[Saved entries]
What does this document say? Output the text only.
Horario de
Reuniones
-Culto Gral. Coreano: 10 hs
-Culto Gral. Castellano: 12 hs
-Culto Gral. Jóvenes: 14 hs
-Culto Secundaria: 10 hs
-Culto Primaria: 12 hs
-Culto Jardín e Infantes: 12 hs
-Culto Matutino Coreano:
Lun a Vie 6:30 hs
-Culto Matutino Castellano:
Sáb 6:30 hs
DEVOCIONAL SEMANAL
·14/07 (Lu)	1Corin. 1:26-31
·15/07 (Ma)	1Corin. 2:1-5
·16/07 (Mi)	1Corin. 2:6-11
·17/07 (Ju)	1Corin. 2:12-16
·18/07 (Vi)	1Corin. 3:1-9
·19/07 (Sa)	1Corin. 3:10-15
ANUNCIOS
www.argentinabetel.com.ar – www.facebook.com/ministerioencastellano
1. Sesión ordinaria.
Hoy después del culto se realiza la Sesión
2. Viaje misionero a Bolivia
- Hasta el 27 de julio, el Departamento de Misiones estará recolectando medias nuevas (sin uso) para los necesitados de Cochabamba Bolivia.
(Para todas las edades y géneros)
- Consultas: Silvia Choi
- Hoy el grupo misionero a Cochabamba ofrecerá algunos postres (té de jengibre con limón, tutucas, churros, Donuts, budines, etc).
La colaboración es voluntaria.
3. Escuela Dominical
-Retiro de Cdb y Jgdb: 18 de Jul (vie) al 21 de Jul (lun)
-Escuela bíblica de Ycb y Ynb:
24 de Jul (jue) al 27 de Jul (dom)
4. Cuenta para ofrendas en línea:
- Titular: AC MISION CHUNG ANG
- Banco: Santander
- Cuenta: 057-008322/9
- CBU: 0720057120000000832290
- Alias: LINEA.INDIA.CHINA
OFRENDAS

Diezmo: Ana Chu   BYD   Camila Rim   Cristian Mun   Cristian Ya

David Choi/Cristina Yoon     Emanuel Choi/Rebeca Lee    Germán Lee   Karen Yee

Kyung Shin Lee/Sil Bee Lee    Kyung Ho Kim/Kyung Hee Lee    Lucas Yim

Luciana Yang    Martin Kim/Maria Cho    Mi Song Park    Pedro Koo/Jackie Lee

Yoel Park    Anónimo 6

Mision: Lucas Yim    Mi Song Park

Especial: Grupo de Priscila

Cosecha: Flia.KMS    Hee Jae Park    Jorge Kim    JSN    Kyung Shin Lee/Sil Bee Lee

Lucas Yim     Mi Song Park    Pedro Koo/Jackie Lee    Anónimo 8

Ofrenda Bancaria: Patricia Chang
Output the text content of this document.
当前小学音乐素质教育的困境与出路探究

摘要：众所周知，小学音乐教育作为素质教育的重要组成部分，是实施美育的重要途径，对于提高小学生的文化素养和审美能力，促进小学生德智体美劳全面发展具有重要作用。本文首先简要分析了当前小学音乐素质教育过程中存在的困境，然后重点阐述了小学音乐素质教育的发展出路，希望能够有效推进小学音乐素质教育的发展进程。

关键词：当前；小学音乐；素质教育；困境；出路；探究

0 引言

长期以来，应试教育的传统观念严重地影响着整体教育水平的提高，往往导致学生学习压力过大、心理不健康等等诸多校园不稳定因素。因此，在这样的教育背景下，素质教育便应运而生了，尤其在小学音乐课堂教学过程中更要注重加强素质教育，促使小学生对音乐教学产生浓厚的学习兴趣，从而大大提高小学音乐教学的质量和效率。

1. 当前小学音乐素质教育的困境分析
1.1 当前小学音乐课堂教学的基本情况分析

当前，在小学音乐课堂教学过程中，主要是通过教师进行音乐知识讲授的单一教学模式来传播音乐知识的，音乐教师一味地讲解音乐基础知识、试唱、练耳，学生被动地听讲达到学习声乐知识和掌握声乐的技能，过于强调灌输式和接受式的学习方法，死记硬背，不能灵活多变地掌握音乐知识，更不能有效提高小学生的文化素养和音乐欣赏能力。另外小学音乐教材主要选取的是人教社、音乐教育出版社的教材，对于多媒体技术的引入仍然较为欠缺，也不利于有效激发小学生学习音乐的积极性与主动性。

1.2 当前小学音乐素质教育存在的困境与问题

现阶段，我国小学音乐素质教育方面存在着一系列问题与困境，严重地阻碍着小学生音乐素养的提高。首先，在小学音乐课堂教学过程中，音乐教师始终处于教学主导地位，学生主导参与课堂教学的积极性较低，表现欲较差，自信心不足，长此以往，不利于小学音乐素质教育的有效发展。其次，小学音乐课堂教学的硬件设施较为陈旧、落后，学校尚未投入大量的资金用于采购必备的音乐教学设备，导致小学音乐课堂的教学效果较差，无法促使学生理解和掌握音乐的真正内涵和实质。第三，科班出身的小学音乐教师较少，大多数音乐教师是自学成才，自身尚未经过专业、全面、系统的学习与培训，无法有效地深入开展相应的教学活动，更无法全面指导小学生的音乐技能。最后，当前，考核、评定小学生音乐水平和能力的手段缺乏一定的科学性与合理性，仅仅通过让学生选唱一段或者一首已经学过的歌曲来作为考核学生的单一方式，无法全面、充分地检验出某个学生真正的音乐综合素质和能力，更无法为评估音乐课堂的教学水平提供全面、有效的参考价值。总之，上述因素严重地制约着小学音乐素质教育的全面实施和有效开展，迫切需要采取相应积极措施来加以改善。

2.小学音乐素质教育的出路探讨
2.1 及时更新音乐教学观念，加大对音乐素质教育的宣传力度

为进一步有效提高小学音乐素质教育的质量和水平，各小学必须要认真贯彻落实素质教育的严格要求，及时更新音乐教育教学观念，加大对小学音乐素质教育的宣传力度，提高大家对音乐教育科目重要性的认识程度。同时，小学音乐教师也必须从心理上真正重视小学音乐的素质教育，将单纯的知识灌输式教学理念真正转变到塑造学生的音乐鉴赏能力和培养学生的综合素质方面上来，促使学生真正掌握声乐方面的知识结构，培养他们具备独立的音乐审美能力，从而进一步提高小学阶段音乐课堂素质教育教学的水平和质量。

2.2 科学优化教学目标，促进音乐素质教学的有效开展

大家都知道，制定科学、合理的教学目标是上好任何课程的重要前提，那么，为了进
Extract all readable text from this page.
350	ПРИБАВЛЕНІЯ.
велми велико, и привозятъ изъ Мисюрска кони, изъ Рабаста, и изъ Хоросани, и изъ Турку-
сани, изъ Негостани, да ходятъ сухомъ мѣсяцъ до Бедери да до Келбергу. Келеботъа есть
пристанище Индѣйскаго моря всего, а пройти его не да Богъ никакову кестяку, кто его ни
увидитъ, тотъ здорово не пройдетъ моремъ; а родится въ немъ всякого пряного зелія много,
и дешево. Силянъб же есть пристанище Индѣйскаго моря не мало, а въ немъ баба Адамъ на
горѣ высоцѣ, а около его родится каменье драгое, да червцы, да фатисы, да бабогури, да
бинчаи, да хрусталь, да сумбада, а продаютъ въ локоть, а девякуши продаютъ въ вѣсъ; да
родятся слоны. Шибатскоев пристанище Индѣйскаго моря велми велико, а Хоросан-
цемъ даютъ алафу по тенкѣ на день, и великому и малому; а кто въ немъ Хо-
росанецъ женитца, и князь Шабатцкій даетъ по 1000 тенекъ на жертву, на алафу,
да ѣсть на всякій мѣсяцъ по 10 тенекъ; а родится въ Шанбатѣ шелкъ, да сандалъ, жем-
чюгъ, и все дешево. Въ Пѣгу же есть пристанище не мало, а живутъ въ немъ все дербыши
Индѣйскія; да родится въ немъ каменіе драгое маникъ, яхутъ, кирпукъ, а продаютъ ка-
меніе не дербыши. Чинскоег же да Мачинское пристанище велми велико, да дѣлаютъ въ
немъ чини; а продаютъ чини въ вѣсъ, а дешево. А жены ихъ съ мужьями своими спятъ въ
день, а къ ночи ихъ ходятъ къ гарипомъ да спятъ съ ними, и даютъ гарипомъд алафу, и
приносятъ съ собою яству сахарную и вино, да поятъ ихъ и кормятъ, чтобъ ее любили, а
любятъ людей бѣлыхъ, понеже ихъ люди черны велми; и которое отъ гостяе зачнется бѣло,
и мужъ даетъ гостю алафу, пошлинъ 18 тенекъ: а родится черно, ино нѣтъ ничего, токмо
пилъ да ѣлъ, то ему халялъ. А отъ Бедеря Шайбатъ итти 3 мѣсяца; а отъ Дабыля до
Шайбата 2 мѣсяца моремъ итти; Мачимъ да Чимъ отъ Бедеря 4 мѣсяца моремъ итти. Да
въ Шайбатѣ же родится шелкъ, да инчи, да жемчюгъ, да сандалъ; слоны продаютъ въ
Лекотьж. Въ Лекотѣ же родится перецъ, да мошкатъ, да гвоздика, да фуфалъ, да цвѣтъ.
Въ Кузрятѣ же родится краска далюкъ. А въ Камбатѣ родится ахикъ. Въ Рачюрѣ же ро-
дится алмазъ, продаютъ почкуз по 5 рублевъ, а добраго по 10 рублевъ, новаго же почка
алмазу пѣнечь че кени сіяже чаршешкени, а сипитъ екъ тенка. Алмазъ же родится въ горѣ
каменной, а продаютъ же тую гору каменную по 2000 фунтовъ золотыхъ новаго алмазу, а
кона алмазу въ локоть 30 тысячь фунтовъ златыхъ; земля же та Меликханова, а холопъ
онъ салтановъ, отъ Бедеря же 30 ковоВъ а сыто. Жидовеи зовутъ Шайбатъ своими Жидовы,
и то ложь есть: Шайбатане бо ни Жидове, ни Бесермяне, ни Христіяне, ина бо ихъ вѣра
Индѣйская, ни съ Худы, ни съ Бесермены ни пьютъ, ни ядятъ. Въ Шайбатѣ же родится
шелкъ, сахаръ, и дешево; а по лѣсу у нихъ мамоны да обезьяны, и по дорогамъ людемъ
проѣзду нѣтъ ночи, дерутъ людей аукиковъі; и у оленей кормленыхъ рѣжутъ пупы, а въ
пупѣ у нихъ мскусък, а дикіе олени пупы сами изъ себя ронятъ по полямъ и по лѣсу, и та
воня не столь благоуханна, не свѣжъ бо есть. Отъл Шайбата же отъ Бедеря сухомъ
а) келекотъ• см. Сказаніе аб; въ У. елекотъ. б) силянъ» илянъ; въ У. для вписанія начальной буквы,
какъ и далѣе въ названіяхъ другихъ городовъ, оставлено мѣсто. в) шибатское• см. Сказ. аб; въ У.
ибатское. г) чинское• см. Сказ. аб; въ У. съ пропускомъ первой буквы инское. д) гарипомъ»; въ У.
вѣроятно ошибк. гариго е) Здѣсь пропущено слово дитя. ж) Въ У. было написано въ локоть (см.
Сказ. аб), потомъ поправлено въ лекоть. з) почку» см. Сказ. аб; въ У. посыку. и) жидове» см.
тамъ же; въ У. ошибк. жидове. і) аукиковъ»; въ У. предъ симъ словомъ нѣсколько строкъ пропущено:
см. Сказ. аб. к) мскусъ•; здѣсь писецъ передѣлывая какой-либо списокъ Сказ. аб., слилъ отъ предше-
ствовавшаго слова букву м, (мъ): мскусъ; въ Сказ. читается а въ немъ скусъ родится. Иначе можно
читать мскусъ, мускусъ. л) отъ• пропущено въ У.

§ What is asked: Where a line holds "своими", copy it out.

§ Right answer:
немъ чини; а продаютъ чини въ вѣсъ, а дешево. А жены ихъ съ мужьями своими спятъ въ
онъ салтановъ, отъ Бедеря же 30 ковоВъ а сыто. Жидовеи зовутъ Шайбатъ своими Жидовы,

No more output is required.